--- EXTRACTED DATA ---
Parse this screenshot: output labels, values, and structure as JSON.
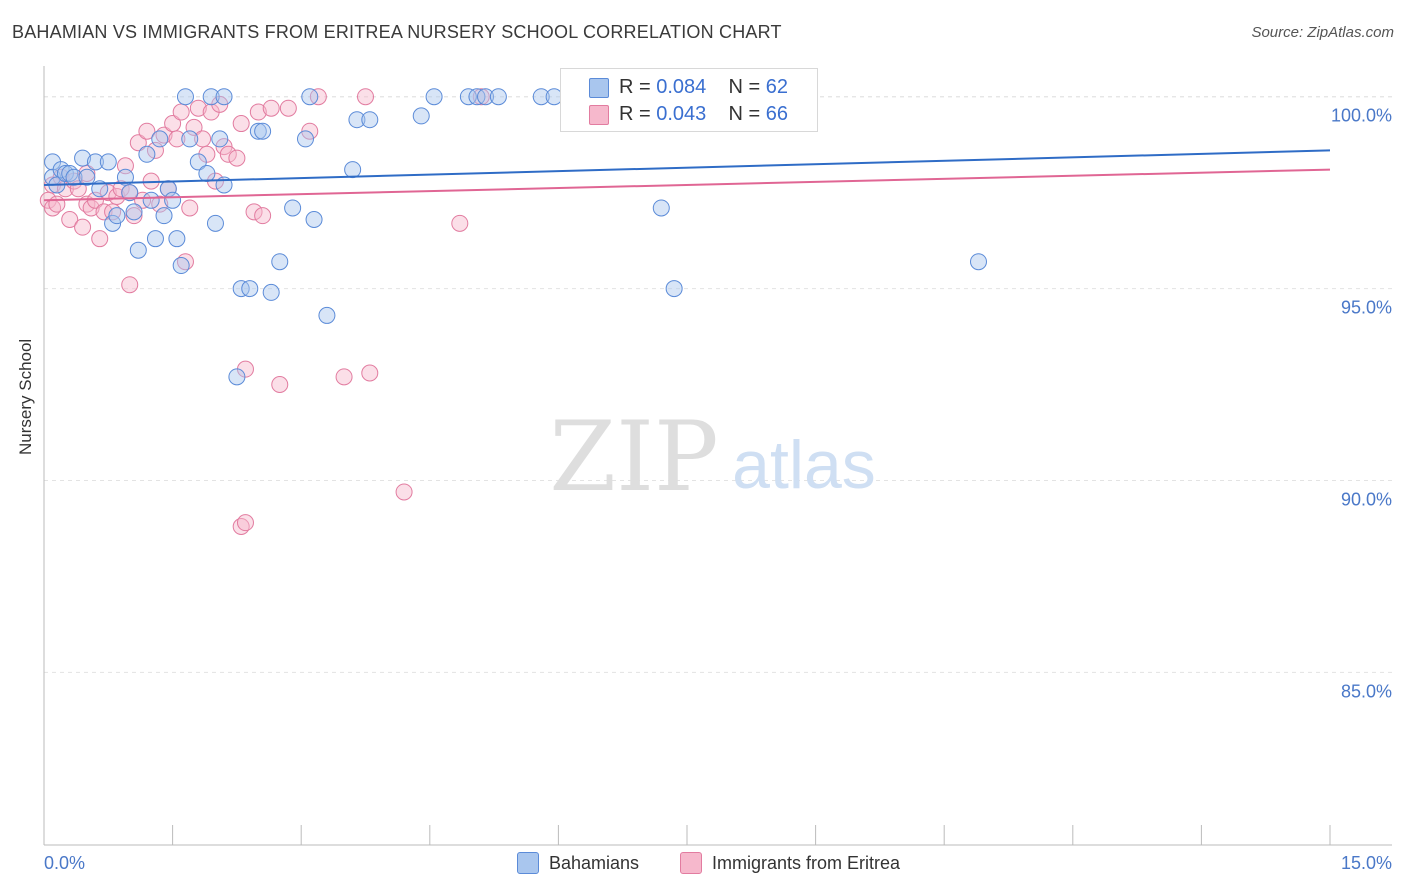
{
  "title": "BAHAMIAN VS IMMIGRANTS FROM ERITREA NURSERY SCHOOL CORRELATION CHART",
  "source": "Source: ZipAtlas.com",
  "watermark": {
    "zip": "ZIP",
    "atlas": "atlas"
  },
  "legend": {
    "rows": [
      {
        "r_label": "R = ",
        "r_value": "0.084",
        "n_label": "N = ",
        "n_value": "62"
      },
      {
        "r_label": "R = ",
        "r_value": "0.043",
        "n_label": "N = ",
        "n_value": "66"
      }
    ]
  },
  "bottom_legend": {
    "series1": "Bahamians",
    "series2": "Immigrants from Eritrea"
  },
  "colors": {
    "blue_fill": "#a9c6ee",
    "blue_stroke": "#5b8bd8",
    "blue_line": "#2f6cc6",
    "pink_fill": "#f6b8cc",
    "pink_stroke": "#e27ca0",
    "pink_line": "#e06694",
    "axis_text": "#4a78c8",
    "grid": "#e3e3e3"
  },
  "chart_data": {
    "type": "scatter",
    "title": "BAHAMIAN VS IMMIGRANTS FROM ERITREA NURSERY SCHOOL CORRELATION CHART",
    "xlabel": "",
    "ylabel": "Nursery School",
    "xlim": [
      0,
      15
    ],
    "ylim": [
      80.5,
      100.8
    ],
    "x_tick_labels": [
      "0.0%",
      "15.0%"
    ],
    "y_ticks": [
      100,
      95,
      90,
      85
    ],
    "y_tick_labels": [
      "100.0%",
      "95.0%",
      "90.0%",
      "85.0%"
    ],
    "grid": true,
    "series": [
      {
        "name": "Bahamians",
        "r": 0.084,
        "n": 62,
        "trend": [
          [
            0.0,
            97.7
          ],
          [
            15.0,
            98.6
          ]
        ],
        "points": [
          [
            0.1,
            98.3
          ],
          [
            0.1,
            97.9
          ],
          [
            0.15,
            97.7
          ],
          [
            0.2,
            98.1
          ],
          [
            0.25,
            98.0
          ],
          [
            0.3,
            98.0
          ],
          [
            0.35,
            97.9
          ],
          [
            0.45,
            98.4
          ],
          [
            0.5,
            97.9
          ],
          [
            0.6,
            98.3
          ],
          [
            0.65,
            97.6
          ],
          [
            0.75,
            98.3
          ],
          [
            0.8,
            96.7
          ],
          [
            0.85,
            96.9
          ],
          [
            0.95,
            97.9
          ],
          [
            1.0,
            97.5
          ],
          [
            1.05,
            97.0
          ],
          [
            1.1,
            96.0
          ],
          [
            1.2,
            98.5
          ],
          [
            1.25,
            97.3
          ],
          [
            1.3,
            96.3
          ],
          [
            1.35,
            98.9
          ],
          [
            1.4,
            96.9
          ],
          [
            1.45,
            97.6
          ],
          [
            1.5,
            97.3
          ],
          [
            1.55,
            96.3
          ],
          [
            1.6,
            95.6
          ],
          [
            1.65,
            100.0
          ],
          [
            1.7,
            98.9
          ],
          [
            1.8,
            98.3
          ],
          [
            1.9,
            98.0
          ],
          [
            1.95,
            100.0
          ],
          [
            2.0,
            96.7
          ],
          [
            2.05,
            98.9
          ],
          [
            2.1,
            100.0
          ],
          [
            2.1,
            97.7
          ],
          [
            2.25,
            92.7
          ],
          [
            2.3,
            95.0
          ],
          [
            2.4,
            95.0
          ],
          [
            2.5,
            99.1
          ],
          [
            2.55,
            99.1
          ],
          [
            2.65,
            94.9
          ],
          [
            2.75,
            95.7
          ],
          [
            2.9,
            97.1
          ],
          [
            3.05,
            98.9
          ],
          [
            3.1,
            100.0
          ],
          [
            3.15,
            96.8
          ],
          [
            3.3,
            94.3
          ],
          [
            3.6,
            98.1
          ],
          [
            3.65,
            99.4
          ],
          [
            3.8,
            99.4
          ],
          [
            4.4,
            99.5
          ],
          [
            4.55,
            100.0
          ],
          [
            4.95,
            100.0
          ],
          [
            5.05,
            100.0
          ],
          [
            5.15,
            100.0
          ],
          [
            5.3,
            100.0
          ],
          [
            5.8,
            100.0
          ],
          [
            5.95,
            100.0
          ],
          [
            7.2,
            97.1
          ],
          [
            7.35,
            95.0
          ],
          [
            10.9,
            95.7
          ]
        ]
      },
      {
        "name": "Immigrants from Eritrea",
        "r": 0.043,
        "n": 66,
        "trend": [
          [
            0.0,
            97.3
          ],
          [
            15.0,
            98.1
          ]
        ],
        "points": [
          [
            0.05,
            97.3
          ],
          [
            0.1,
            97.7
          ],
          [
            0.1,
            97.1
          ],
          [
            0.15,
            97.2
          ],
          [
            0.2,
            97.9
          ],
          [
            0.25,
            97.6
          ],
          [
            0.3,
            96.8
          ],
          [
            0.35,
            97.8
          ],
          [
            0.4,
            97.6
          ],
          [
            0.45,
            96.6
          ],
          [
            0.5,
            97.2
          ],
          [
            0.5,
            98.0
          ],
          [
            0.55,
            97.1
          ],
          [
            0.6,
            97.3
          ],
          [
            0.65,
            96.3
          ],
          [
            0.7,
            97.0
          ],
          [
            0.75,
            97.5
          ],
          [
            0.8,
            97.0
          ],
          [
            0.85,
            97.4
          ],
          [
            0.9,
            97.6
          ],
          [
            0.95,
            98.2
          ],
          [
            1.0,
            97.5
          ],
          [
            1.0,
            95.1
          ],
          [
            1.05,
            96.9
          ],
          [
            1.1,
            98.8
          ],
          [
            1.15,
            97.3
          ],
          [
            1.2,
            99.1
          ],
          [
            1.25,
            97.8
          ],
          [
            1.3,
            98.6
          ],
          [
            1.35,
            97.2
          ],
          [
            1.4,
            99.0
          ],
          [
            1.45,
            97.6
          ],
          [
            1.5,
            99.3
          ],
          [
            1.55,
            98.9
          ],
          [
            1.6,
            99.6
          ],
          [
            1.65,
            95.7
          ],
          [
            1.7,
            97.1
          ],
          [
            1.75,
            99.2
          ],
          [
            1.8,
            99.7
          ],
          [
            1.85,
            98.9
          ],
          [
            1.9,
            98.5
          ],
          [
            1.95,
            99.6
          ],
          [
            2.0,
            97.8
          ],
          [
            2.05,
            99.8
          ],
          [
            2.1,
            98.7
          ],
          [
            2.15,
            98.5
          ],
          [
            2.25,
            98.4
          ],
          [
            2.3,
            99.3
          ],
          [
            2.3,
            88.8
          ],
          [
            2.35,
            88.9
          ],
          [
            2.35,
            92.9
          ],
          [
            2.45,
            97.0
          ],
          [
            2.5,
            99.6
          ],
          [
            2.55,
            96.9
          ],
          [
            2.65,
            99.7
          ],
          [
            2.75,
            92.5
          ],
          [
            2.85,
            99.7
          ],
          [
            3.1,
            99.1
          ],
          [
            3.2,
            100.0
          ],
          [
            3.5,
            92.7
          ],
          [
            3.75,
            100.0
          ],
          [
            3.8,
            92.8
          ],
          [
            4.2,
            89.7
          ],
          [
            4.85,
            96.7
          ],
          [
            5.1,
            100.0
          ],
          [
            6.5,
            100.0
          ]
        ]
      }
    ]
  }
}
---
DIRECTIONS FOR THIS TASK →
Go through the entries above and output them exactly, without pictures.

TASK RESPONSE →
Parse this screenshot: output labels, values, and structure as JSON.
{
  "title": "BAHAMIAN VS IMMIGRANTS FROM ERITREA NURSERY SCHOOL CORRELATION CHART",
  "source": "Source: ZipAtlas.com",
  "watermark": {
    "zip": "ZIP",
    "atlas": "atlas"
  },
  "legend": {
    "rows": [
      {
        "r_label": "R = ",
        "r_value": "0.084",
        "n_label": "N = ",
        "n_value": "62"
      },
      {
        "r_label": "R = ",
        "r_value": "0.043",
        "n_label": "N = ",
        "n_value": "66"
      }
    ]
  },
  "bottom_legend": {
    "series1": "Bahamians",
    "series2": "Immigrants from Eritrea"
  },
  "colors": {
    "blue_fill": "#a9c6ee",
    "blue_stroke": "#5b8bd8",
    "blue_line": "#2f6cc6",
    "pink_fill": "#f6b8cc",
    "pink_stroke": "#e27ca0",
    "pink_line": "#e06694",
    "axis_text": "#4a78c8",
    "grid": "#e3e3e3"
  },
  "chart_data": {
    "type": "scatter",
    "title": "BAHAMIAN VS IMMIGRANTS FROM ERITREA NURSERY SCHOOL CORRELATION CHART",
    "xlabel": "",
    "ylabel": "Nursery School",
    "xlim": [
      0,
      15
    ],
    "ylim": [
      80.5,
      100.8
    ],
    "x_tick_labels": [
      "0.0%",
      "15.0%"
    ],
    "y_ticks": [
      100,
      95,
      90,
      85
    ],
    "y_tick_labels": [
      "100.0%",
      "95.0%",
      "90.0%",
      "85.0%"
    ],
    "grid": true,
    "series": [
      {
        "name": "Bahamians",
        "r": 0.084,
        "n": 62,
        "trend": [
          [
            0.0,
            97.7
          ],
          [
            15.0,
            98.6
          ]
        ],
        "points": [
          [
            0.1,
            98.3
          ],
          [
            0.1,
            97.9
          ],
          [
            0.15,
            97.7
          ],
          [
            0.2,
            98.1
          ],
          [
            0.25,
            98.0
          ],
          [
            0.3,
            98.0
          ],
          [
            0.35,
            97.9
          ],
          [
            0.45,
            98.4
          ],
          [
            0.5,
            97.9
          ],
          [
            0.6,
            98.3
          ],
          [
            0.65,
            97.6
          ],
          [
            0.75,
            98.3
          ],
          [
            0.8,
            96.7
          ],
          [
            0.85,
            96.9
          ],
          [
            0.95,
            97.9
          ],
          [
            1.0,
            97.5
          ],
          [
            1.05,
            97.0
          ],
          [
            1.1,
            96.0
          ],
          [
            1.2,
            98.5
          ],
          [
            1.25,
            97.3
          ],
          [
            1.3,
            96.3
          ],
          [
            1.35,
            98.9
          ],
          [
            1.4,
            96.9
          ],
          [
            1.45,
            97.6
          ],
          [
            1.5,
            97.3
          ],
          [
            1.55,
            96.3
          ],
          [
            1.6,
            95.6
          ],
          [
            1.65,
            100.0
          ],
          [
            1.7,
            98.9
          ],
          [
            1.8,
            98.3
          ],
          [
            1.9,
            98.0
          ],
          [
            1.95,
            100.0
          ],
          [
            2.0,
            96.7
          ],
          [
            2.05,
            98.9
          ],
          [
            2.1,
            100.0
          ],
          [
            2.1,
            97.7
          ],
          [
            2.25,
            92.7
          ],
          [
            2.3,
            95.0
          ],
          [
            2.4,
            95.0
          ],
          [
            2.5,
            99.1
          ],
          [
            2.55,
            99.1
          ],
          [
            2.65,
            94.9
          ],
          [
            2.75,
            95.7
          ],
          [
            2.9,
            97.1
          ],
          [
            3.05,
            98.9
          ],
          [
            3.1,
            100.0
          ],
          [
            3.15,
            96.8
          ],
          [
            3.3,
            94.3
          ],
          [
            3.6,
            98.1
          ],
          [
            3.65,
            99.4
          ],
          [
            3.8,
            99.4
          ],
          [
            4.4,
            99.5
          ],
          [
            4.55,
            100.0
          ],
          [
            4.95,
            100.0
          ],
          [
            5.05,
            100.0
          ],
          [
            5.15,
            100.0
          ],
          [
            5.3,
            100.0
          ],
          [
            5.8,
            100.0
          ],
          [
            5.95,
            100.0
          ],
          [
            7.2,
            97.1
          ],
          [
            7.35,
            95.0
          ],
          [
            10.9,
            95.7
          ]
        ]
      },
      {
        "name": "Immigrants from Eritrea",
        "r": 0.043,
        "n": 66,
        "trend": [
          [
            0.0,
            97.3
          ],
          [
            15.0,
            98.1
          ]
        ],
        "points": [
          [
            0.05,
            97.3
          ],
          [
            0.1,
            97.7
          ],
          [
            0.1,
            97.1
          ],
          [
            0.15,
            97.2
          ],
          [
            0.2,
            97.9
          ],
          [
            0.25,
            97.6
          ],
          [
            0.3,
            96.8
          ],
          [
            0.35,
            97.8
          ],
          [
            0.4,
            97.6
          ],
          [
            0.45,
            96.6
          ],
          [
            0.5,
            97.2
          ],
          [
            0.5,
            98.0
          ],
          [
            0.55,
            97.1
          ],
          [
            0.6,
            97.3
          ],
          [
            0.65,
            96.3
          ],
          [
            0.7,
            97.0
          ],
          [
            0.75,
            97.5
          ],
          [
            0.8,
            97.0
          ],
          [
            0.85,
            97.4
          ],
          [
            0.9,
            97.6
          ],
          [
            0.95,
            98.2
          ],
          [
            1.0,
            97.5
          ],
          [
            1.0,
            95.1
          ],
          [
            1.05,
            96.9
          ],
          [
            1.1,
            98.8
          ],
          [
            1.15,
            97.3
          ],
          [
            1.2,
            99.1
          ],
          [
            1.25,
            97.8
          ],
          [
            1.3,
            98.6
          ],
          [
            1.35,
            97.2
          ],
          [
            1.4,
            99.0
          ],
          [
            1.45,
            97.6
          ],
          [
            1.5,
            99.3
          ],
          [
            1.55,
            98.9
          ],
          [
            1.6,
            99.6
          ],
          [
            1.65,
            95.7
          ],
          [
            1.7,
            97.1
          ],
          [
            1.75,
            99.2
          ],
          [
            1.8,
            99.7
          ],
          [
            1.85,
            98.9
          ],
          [
            1.9,
            98.5
          ],
          [
            1.95,
            99.6
          ],
          [
            2.0,
            97.8
          ],
          [
            2.05,
            99.8
          ],
          [
            2.1,
            98.7
          ],
          [
            2.15,
            98.5
          ],
          [
            2.25,
            98.4
          ],
          [
            2.3,
            99.3
          ],
          [
            2.3,
            88.8
          ],
          [
            2.35,
            88.9
          ],
          [
            2.35,
            92.9
          ],
          [
            2.45,
            97.0
          ],
          [
            2.5,
            99.6
          ],
          [
            2.55,
            96.9
          ],
          [
            2.65,
            99.7
          ],
          [
            2.75,
            92.5
          ],
          [
            2.85,
            99.7
          ],
          [
            3.1,
            99.1
          ],
          [
            3.2,
            100.0
          ],
          [
            3.5,
            92.7
          ],
          [
            3.75,
            100.0
          ],
          [
            3.8,
            92.8
          ],
          [
            4.2,
            89.7
          ],
          [
            4.85,
            96.7
          ],
          [
            5.1,
            100.0
          ],
          [
            6.5,
            100.0
          ]
        ]
      }
    ]
  }
}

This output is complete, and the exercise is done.